SHORT PROBLEM: Copy, from the entries below, each line in which the string "Hemanth" appears.

#####

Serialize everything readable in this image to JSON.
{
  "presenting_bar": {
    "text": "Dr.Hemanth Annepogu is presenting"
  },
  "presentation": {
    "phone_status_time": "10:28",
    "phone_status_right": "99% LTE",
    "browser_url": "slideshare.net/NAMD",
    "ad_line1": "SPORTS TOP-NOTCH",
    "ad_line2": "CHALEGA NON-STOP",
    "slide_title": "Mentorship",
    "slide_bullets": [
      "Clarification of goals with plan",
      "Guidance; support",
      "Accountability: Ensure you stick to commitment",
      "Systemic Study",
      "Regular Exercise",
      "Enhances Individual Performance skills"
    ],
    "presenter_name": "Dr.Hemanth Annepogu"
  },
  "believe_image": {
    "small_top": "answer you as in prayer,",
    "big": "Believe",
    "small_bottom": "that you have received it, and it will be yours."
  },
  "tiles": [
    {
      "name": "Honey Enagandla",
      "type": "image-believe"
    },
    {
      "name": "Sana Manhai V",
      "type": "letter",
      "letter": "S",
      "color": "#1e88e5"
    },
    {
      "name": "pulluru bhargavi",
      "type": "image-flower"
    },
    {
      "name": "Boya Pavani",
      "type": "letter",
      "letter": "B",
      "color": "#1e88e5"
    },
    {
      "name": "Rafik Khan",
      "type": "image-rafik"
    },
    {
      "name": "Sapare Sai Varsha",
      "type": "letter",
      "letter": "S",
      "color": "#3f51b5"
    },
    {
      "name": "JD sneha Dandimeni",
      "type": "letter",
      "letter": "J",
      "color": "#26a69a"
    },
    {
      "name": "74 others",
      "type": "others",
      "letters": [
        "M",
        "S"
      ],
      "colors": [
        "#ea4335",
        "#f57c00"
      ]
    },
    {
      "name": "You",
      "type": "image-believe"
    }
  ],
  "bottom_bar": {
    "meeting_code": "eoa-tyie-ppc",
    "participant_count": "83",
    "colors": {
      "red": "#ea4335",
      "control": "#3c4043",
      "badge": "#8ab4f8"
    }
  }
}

#####

TASK OUTPUT:
    "text": "Dr.Hemanth Annepogu is presenting"
    "presenter_name": "Dr.Hemanth Annepogu"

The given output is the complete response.